Items from a dataset:
_____

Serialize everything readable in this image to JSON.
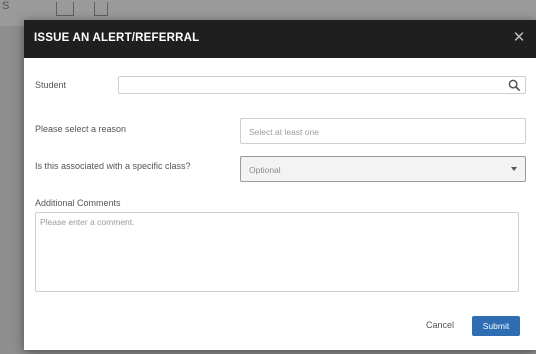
{
  "background": {
    "fragment_text": "S"
  },
  "modal": {
    "title": "ISSUE AN ALERT/REFERRAL",
    "close_icon": "close-icon",
    "student": {
      "label": "Student",
      "value": "",
      "search_icon": "search-icon"
    },
    "reason": {
      "label": "Please select a reason",
      "placeholder": "Select at least one"
    },
    "class_select": {
      "label": "Is this associated with a specific class?",
      "selected": "Optional"
    },
    "comments": {
      "label": "Additional Comments",
      "placeholder": "Please enter a comment."
    },
    "buttons": {
      "cancel": "Cancel",
      "submit": "Submit"
    },
    "colors": {
      "header_bg": "#1f1f1f",
      "submit_bg": "#2e6db4"
    }
  }
}
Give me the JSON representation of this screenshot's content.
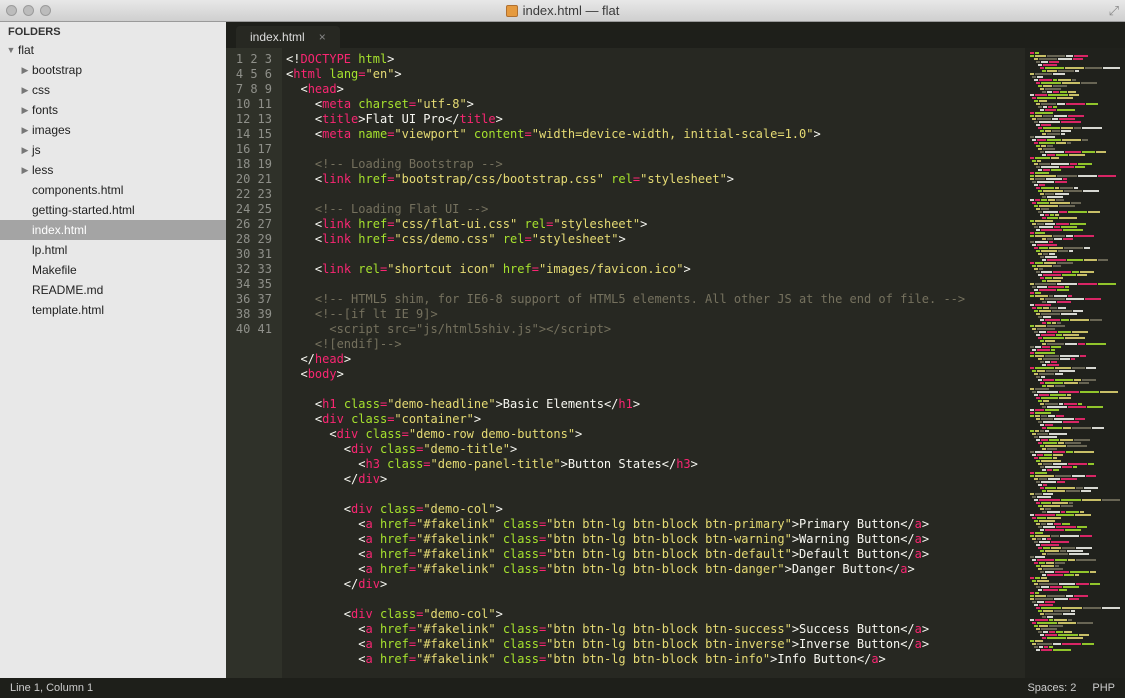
{
  "window": {
    "title": "index.html — flat"
  },
  "sidebar": {
    "heading": "FOLDERS",
    "root": "flat",
    "folders": [
      "bootstrap",
      "css",
      "fonts",
      "images",
      "js",
      "less"
    ],
    "files": [
      "components.html",
      "getting-started.html",
      "index.html",
      "lp.html",
      "Makefile",
      "README.md",
      "template.html"
    ],
    "selected": "index.html"
  },
  "tab": {
    "label": "index.html"
  },
  "gutter": {
    "start": 1,
    "end": 41
  },
  "code": {
    "lines": [
      [
        [
          "br",
          "<!"
        ],
        [
          "t",
          "DOCTYPE"
        ],
        [
          "w",
          " "
        ],
        [
          "a",
          "html"
        ],
        [
          "br",
          ">"
        ]
      ],
      [
        [
          "br",
          "<"
        ],
        [
          "t",
          "html"
        ],
        [
          "w",
          " "
        ],
        [
          "a",
          "lang"
        ],
        [
          "p",
          "="
        ],
        [
          "s",
          "\"en\""
        ],
        [
          "br",
          ">"
        ]
      ],
      [
        [
          "w",
          "  "
        ],
        [
          "br",
          "<"
        ],
        [
          "t",
          "head"
        ],
        [
          "br",
          ">"
        ]
      ],
      [
        [
          "w",
          "    "
        ],
        [
          "br",
          "<"
        ],
        [
          "t",
          "meta"
        ],
        [
          "w",
          " "
        ],
        [
          "a",
          "charset"
        ],
        [
          "p",
          "="
        ],
        [
          "s",
          "\"utf-8\""
        ],
        [
          "br",
          ">"
        ]
      ],
      [
        [
          "w",
          "    "
        ],
        [
          "br",
          "<"
        ],
        [
          "t",
          "title"
        ],
        [
          "br",
          ">"
        ],
        [
          "w",
          "Flat UI Pro"
        ],
        [
          "br",
          "</"
        ],
        [
          "t",
          "title"
        ],
        [
          "br",
          ">"
        ]
      ],
      [
        [
          "w",
          "    "
        ],
        [
          "br",
          "<"
        ],
        [
          "t",
          "meta"
        ],
        [
          "w",
          " "
        ],
        [
          "a",
          "name"
        ],
        [
          "p",
          "="
        ],
        [
          "s",
          "\"viewport\""
        ],
        [
          "w",
          " "
        ],
        [
          "a",
          "content"
        ],
        [
          "p",
          "="
        ],
        [
          "s",
          "\"width=device-width, initial-scale=1.0\""
        ],
        [
          "br",
          ">"
        ]
      ],
      [],
      [
        [
          "w",
          "    "
        ],
        [
          "c",
          "<!-- Loading Bootstrap -->"
        ]
      ],
      [
        [
          "w",
          "    "
        ],
        [
          "br",
          "<"
        ],
        [
          "t",
          "link"
        ],
        [
          "w",
          " "
        ],
        [
          "a",
          "href"
        ],
        [
          "p",
          "="
        ],
        [
          "s",
          "\"bootstrap/css/bootstrap.css\""
        ],
        [
          "w",
          " "
        ],
        [
          "a",
          "rel"
        ],
        [
          "p",
          "="
        ],
        [
          "s",
          "\"stylesheet\""
        ],
        [
          "br",
          ">"
        ]
      ],
      [],
      [
        [
          "w",
          "    "
        ],
        [
          "c",
          "<!-- Loading Flat UI -->"
        ]
      ],
      [
        [
          "w",
          "    "
        ],
        [
          "br",
          "<"
        ],
        [
          "t",
          "link"
        ],
        [
          "w",
          " "
        ],
        [
          "a",
          "href"
        ],
        [
          "p",
          "="
        ],
        [
          "s",
          "\"css/flat-ui.css\""
        ],
        [
          "w",
          " "
        ],
        [
          "a",
          "rel"
        ],
        [
          "p",
          "="
        ],
        [
          "s",
          "\"stylesheet\""
        ],
        [
          "br",
          ">"
        ]
      ],
      [
        [
          "w",
          "    "
        ],
        [
          "br",
          "<"
        ],
        [
          "t",
          "link"
        ],
        [
          "w",
          " "
        ],
        [
          "a",
          "href"
        ],
        [
          "p",
          "="
        ],
        [
          "s",
          "\"css/demo.css\""
        ],
        [
          "w",
          " "
        ],
        [
          "a",
          "rel"
        ],
        [
          "p",
          "="
        ],
        [
          "s",
          "\"stylesheet\""
        ],
        [
          "br",
          ">"
        ]
      ],
      [],
      [
        [
          "w",
          "    "
        ],
        [
          "br",
          "<"
        ],
        [
          "t",
          "link"
        ],
        [
          "w",
          " "
        ],
        [
          "a",
          "rel"
        ],
        [
          "p",
          "="
        ],
        [
          "s",
          "\"shortcut icon\""
        ],
        [
          "w",
          " "
        ],
        [
          "a",
          "href"
        ],
        [
          "p",
          "="
        ],
        [
          "s",
          "\"images/favicon.ico\""
        ],
        [
          "br",
          ">"
        ]
      ],
      [],
      [
        [
          "w",
          "    "
        ],
        [
          "c",
          "<!-- HTML5 shim, for IE6-8 support of HTML5 elements. All other JS at the end of file. -->"
        ]
      ],
      [
        [
          "w",
          "    "
        ],
        [
          "c",
          "<!--[if lt IE 9]>"
        ]
      ],
      [
        [
          "w",
          "      "
        ],
        [
          "c",
          "<script src=\"js/html5shiv.js\"></script>"
        ]
      ],
      [
        [
          "w",
          "    "
        ],
        [
          "c",
          "<![endif]-->"
        ]
      ],
      [
        [
          "w",
          "  "
        ],
        [
          "br",
          "</"
        ],
        [
          "t",
          "head"
        ],
        [
          "br",
          ">"
        ]
      ],
      [
        [
          "w",
          "  "
        ],
        [
          "br",
          "<"
        ],
        [
          "t",
          "body"
        ],
        [
          "br",
          ">"
        ]
      ],
      [],
      [
        [
          "w",
          "    "
        ],
        [
          "br",
          "<"
        ],
        [
          "t",
          "h1"
        ],
        [
          "w",
          " "
        ],
        [
          "a",
          "class"
        ],
        [
          "p",
          "="
        ],
        [
          "s",
          "\"demo-headline\""
        ],
        [
          "br",
          ">"
        ],
        [
          "w",
          "Basic Elements"
        ],
        [
          "br",
          "</"
        ],
        [
          "t",
          "h1"
        ],
        [
          "br",
          ">"
        ]
      ],
      [
        [
          "w",
          "    "
        ],
        [
          "br",
          "<"
        ],
        [
          "t",
          "div"
        ],
        [
          "w",
          " "
        ],
        [
          "a",
          "class"
        ],
        [
          "p",
          "="
        ],
        [
          "s",
          "\"container\""
        ],
        [
          "br",
          ">"
        ]
      ],
      [
        [
          "w",
          "      "
        ],
        [
          "br",
          "<"
        ],
        [
          "t",
          "div"
        ],
        [
          "w",
          " "
        ],
        [
          "a",
          "class"
        ],
        [
          "p",
          "="
        ],
        [
          "s",
          "\"demo-row demo-buttons\""
        ],
        [
          "br",
          ">"
        ]
      ],
      [
        [
          "w",
          "        "
        ],
        [
          "br",
          "<"
        ],
        [
          "t",
          "div"
        ],
        [
          "w",
          " "
        ],
        [
          "a",
          "class"
        ],
        [
          "p",
          "="
        ],
        [
          "s",
          "\"demo-title\""
        ],
        [
          "br",
          ">"
        ]
      ],
      [
        [
          "w",
          "          "
        ],
        [
          "br",
          "<"
        ],
        [
          "t",
          "h3"
        ],
        [
          "w",
          " "
        ],
        [
          "a",
          "class"
        ],
        [
          "p",
          "="
        ],
        [
          "s",
          "\"demo-panel-title\""
        ],
        [
          "br",
          ">"
        ],
        [
          "w",
          "Button States"
        ],
        [
          "br",
          "</"
        ],
        [
          "t",
          "h3"
        ],
        [
          "br",
          ">"
        ]
      ],
      [
        [
          "w",
          "        "
        ],
        [
          "br",
          "</"
        ],
        [
          "t",
          "div"
        ],
        [
          "br",
          ">"
        ]
      ],
      [],
      [
        [
          "w",
          "        "
        ],
        [
          "br",
          "<"
        ],
        [
          "t",
          "div"
        ],
        [
          "w",
          " "
        ],
        [
          "a",
          "class"
        ],
        [
          "p",
          "="
        ],
        [
          "s",
          "\"demo-col\""
        ],
        [
          "br",
          ">"
        ]
      ],
      [
        [
          "w",
          "          "
        ],
        [
          "br",
          "<"
        ],
        [
          "t",
          "a"
        ],
        [
          "w",
          " "
        ],
        [
          "a",
          "href"
        ],
        [
          "p",
          "="
        ],
        [
          "s",
          "\"#fakelink\""
        ],
        [
          "w",
          " "
        ],
        [
          "a",
          "class"
        ],
        [
          "p",
          "="
        ],
        [
          "s",
          "\"btn btn-lg btn-block btn-primary\""
        ],
        [
          "br",
          ">"
        ],
        [
          "w",
          "Primary Button"
        ],
        [
          "br",
          "</"
        ],
        [
          "t",
          "a"
        ],
        [
          "br",
          ">"
        ]
      ],
      [
        [
          "w",
          "          "
        ],
        [
          "br",
          "<"
        ],
        [
          "t",
          "a"
        ],
        [
          "w",
          " "
        ],
        [
          "a",
          "href"
        ],
        [
          "p",
          "="
        ],
        [
          "s",
          "\"#fakelink\""
        ],
        [
          "w",
          " "
        ],
        [
          "a",
          "class"
        ],
        [
          "p",
          "="
        ],
        [
          "s",
          "\"btn btn-lg btn-block btn-warning\""
        ],
        [
          "br",
          ">"
        ],
        [
          "w",
          "Warning Button"
        ],
        [
          "br",
          "</"
        ],
        [
          "t",
          "a"
        ],
        [
          "br",
          ">"
        ]
      ],
      [
        [
          "w",
          "          "
        ],
        [
          "br",
          "<"
        ],
        [
          "t",
          "a"
        ],
        [
          "w",
          " "
        ],
        [
          "a",
          "href"
        ],
        [
          "p",
          "="
        ],
        [
          "s",
          "\"#fakelink\""
        ],
        [
          "w",
          " "
        ],
        [
          "a",
          "class"
        ],
        [
          "p",
          "="
        ],
        [
          "s",
          "\"btn btn-lg btn-block btn-default\""
        ],
        [
          "br",
          ">"
        ],
        [
          "w",
          "Default Button"
        ],
        [
          "br",
          "</"
        ],
        [
          "t",
          "a"
        ],
        [
          "br",
          ">"
        ]
      ],
      [
        [
          "w",
          "          "
        ],
        [
          "br",
          "<"
        ],
        [
          "t",
          "a"
        ],
        [
          "w",
          " "
        ],
        [
          "a",
          "href"
        ],
        [
          "p",
          "="
        ],
        [
          "s",
          "\"#fakelink\""
        ],
        [
          "w",
          " "
        ],
        [
          "a",
          "class"
        ],
        [
          "p",
          "="
        ],
        [
          "s",
          "\"btn btn-lg btn-block btn-danger\""
        ],
        [
          "br",
          ">"
        ],
        [
          "w",
          "Danger Button"
        ],
        [
          "br",
          "</"
        ],
        [
          "t",
          "a"
        ],
        [
          "br",
          ">"
        ]
      ],
      [
        [
          "w",
          "        "
        ],
        [
          "br",
          "</"
        ],
        [
          "t",
          "div"
        ],
        [
          "br",
          ">"
        ]
      ],
      [],
      [
        [
          "w",
          "        "
        ],
        [
          "br",
          "<"
        ],
        [
          "t",
          "div"
        ],
        [
          "w",
          " "
        ],
        [
          "a",
          "class"
        ],
        [
          "p",
          "="
        ],
        [
          "s",
          "\"demo-col\""
        ],
        [
          "br",
          ">"
        ]
      ],
      [
        [
          "w",
          "          "
        ],
        [
          "br",
          "<"
        ],
        [
          "t",
          "a"
        ],
        [
          "w",
          " "
        ],
        [
          "a",
          "href"
        ],
        [
          "p",
          "="
        ],
        [
          "s",
          "\"#fakelink\""
        ],
        [
          "w",
          " "
        ],
        [
          "a",
          "class"
        ],
        [
          "p",
          "="
        ],
        [
          "s",
          "\"btn btn-lg btn-block btn-success\""
        ],
        [
          "br",
          ">"
        ],
        [
          "w",
          "Success Button"
        ],
        [
          "br",
          "</"
        ],
        [
          "t",
          "a"
        ],
        [
          "br",
          ">"
        ]
      ],
      [
        [
          "w",
          "          "
        ],
        [
          "br",
          "<"
        ],
        [
          "t",
          "a"
        ],
        [
          "w",
          " "
        ],
        [
          "a",
          "href"
        ],
        [
          "p",
          "="
        ],
        [
          "s",
          "\"#fakelink\""
        ],
        [
          "w",
          " "
        ],
        [
          "a",
          "class"
        ],
        [
          "p",
          "="
        ],
        [
          "s",
          "\"btn btn-lg btn-block btn-inverse\""
        ],
        [
          "br",
          ">"
        ],
        [
          "w",
          "Inverse Button"
        ],
        [
          "br",
          "</"
        ],
        [
          "t",
          "a"
        ],
        [
          "br",
          ">"
        ]
      ],
      [
        [
          "w",
          "          "
        ],
        [
          "br",
          "<"
        ],
        [
          "t",
          "a"
        ],
        [
          "w",
          " "
        ],
        [
          "a",
          "href"
        ],
        [
          "p",
          "="
        ],
        [
          "s",
          "\"#fakelink\""
        ],
        [
          "w",
          " "
        ],
        [
          "a",
          "class"
        ],
        [
          "p",
          "="
        ],
        [
          "s",
          "\"btn btn-lg btn-block btn-info\""
        ],
        [
          "br",
          ">"
        ],
        [
          "w",
          "Info Button"
        ],
        [
          "br",
          "</"
        ],
        [
          "t",
          "a"
        ],
        [
          "br",
          ">"
        ]
      ]
    ]
  },
  "status": {
    "left": "Line 1, Column 1",
    "spaces": "Spaces: 2",
    "syntax": "PHP"
  }
}
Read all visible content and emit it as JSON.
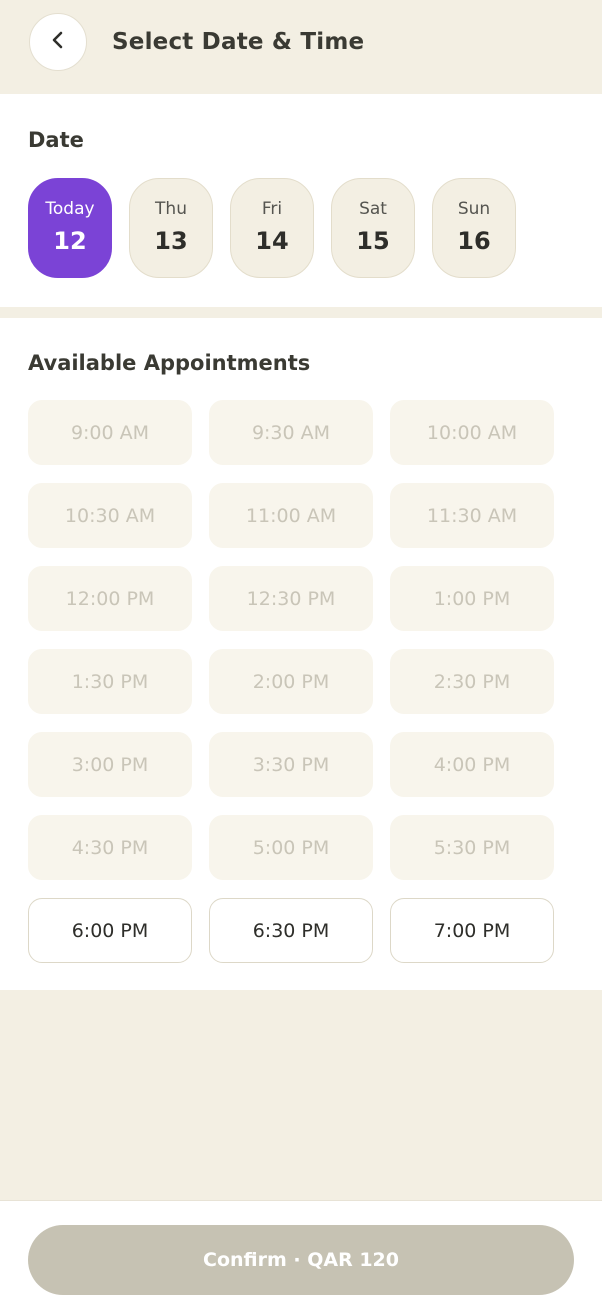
{
  "header": {
    "title": "Select Date & Time",
    "back_icon": "chevron-left-icon"
  },
  "date_section": {
    "label": "Date",
    "selected_index": 0,
    "dates": [
      {
        "day": "Today",
        "num": "12"
      },
      {
        "day": "Thu",
        "num": "13"
      },
      {
        "day": "Fri",
        "num": "14"
      },
      {
        "day": "Sat",
        "num": "15"
      },
      {
        "day": "Sun",
        "num": "16"
      }
    ]
  },
  "appointments": {
    "label": "Available Appointments",
    "slots": [
      {
        "time": "9:00 AM",
        "available": false
      },
      {
        "time": "9:30 AM",
        "available": false
      },
      {
        "time": "10:00 AM",
        "available": false
      },
      {
        "time": "10:30 AM",
        "available": false
      },
      {
        "time": "11:00 AM",
        "available": false
      },
      {
        "time": "11:30 AM",
        "available": false
      },
      {
        "time": "12:00 PM",
        "available": false
      },
      {
        "time": "12:30 PM",
        "available": false
      },
      {
        "time": "1:00 PM",
        "available": false
      },
      {
        "time": "1:30 PM",
        "available": false
      },
      {
        "time": "2:00 PM",
        "available": false
      },
      {
        "time": "2:30 PM",
        "available": false
      },
      {
        "time": "3:00 PM",
        "available": false
      },
      {
        "time": "3:30 PM",
        "available": false
      },
      {
        "time": "4:00 PM",
        "available": false
      },
      {
        "time": "4:30 PM",
        "available": false
      },
      {
        "time": "5:00 PM",
        "available": false
      },
      {
        "time": "5:30 PM",
        "available": false
      },
      {
        "time": "6:00 PM",
        "available": true
      },
      {
        "time": "6:30 PM",
        "available": true
      },
      {
        "time": "7:00 PM",
        "available": true
      }
    ]
  },
  "footer": {
    "confirm_label": "Confirm · QAR 120"
  },
  "colors": {
    "accent": "#7b43d6",
    "background": "#f3efe3",
    "disabled_button": "#c6c2b3"
  }
}
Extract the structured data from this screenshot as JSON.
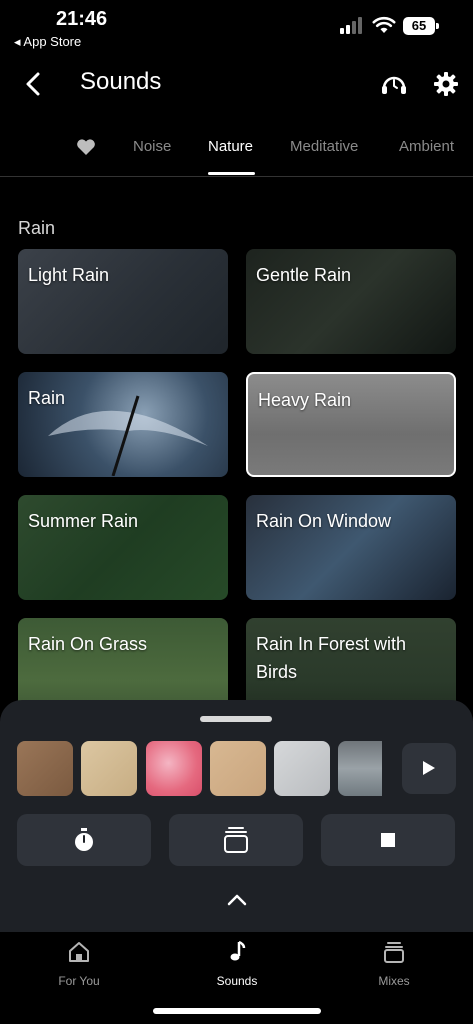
{
  "status": {
    "time": "21:46",
    "back_to": "◂ App Store",
    "battery": "65"
  },
  "header": {
    "title": "Sounds"
  },
  "tabs": [
    "Noise",
    "Nature",
    "Meditative",
    "Ambient"
  ],
  "active_tab": "Nature",
  "section": {
    "title": "Rain"
  },
  "cards": [
    {
      "label": "Light Rain"
    },
    {
      "label": "Gentle Rain"
    },
    {
      "label": "Rain"
    },
    {
      "label": "Heavy Rain",
      "selected": true
    },
    {
      "label": "Summer Rain"
    },
    {
      "label": "Rain On Window"
    },
    {
      "label": "Rain On Grass"
    },
    {
      "label": "Rain In Forest with Birds"
    }
  ],
  "tabbar": {
    "for_you": "For You",
    "sounds": "Sounds",
    "mixes": "Mixes"
  },
  "colors": {
    "background": "#000000",
    "sheet": "#1e2126",
    "button": "#2f333a",
    "inactive_text": "#8a8a8a"
  }
}
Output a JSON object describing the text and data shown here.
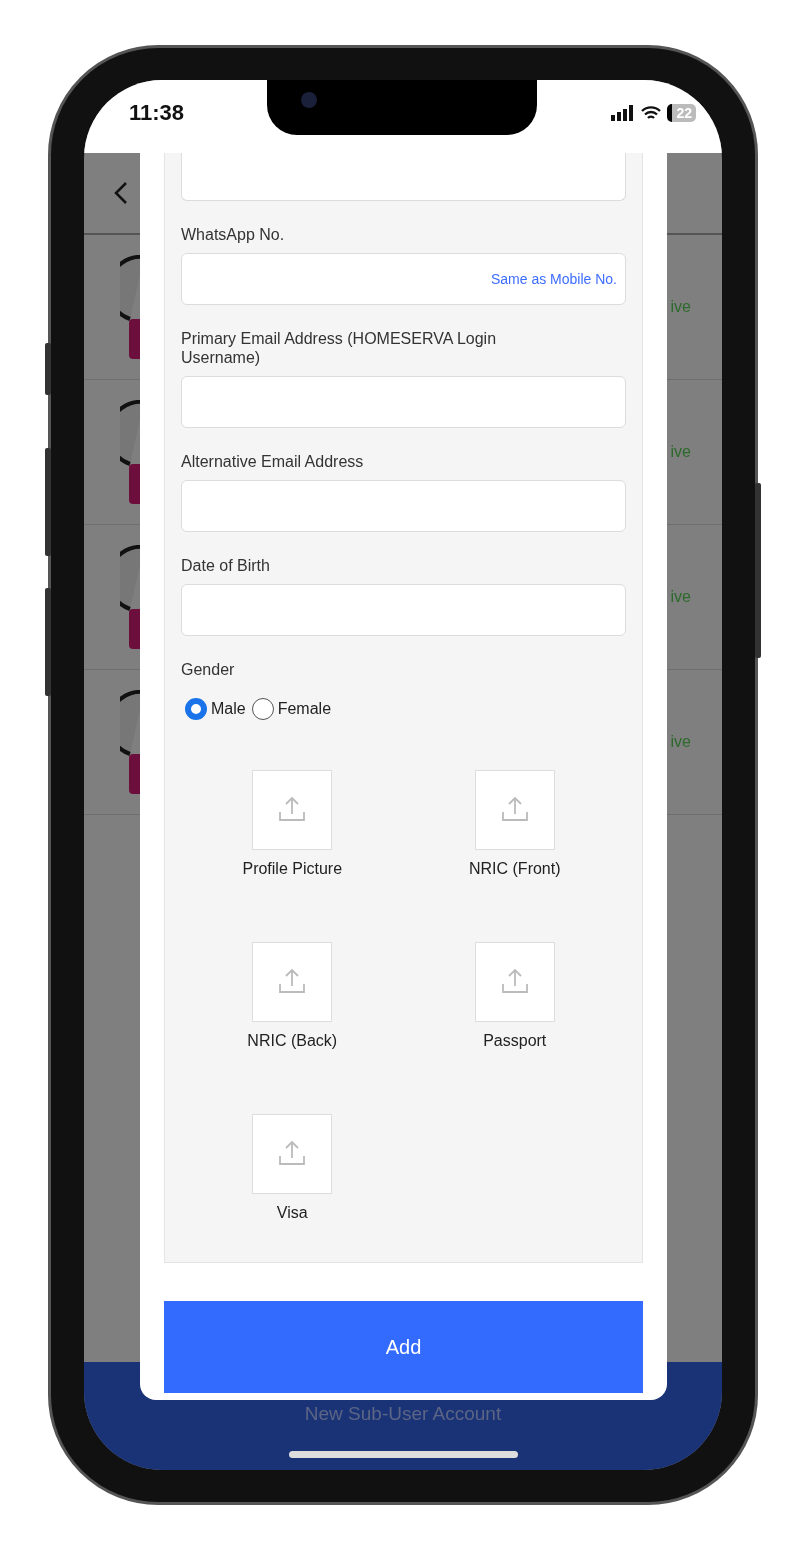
{
  "status_bar": {
    "time": "11:38",
    "battery": "22"
  },
  "background": {
    "rows": [
      {
        "status": "ive"
      },
      {
        "status": "ive"
      },
      {
        "status": "ive"
      },
      {
        "status": "ive"
      }
    ],
    "footer_button": "New Sub-User Account"
  },
  "form": {
    "fields": [
      {
        "kind": "text"
      },
      {
        "kind": "text",
        "label": "WhatsApp No.",
        "action": "Same as Mobile No."
      },
      {
        "kind": "text",
        "label": "Primary Email Address (HOMESERVA Login Username)"
      },
      {
        "kind": "text",
        "label": "Alternative Email Address"
      },
      {
        "kind": "text",
        "label": "Date of Birth"
      }
    ],
    "gender": {
      "label": "Gender",
      "options": [
        {
          "label": "Male",
          "selected": true
        },
        {
          "label": "Female",
          "selected": false
        }
      ]
    },
    "uploads": [
      {
        "label": "Profile Picture"
      },
      {
        "label": "NRIC (Front)"
      },
      {
        "label": "NRIC (Back)"
      },
      {
        "label": "Passport"
      },
      {
        "label": "Visa"
      }
    ],
    "submit": "Add"
  }
}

_____

# REQUIREMENTS:
Scan the listing above for the word "Please" and copy every line that holds it.

# RESULT OF THE EXERCISE:
      "label": "Please select a reason",
      "placeholder": "Please enter a comment."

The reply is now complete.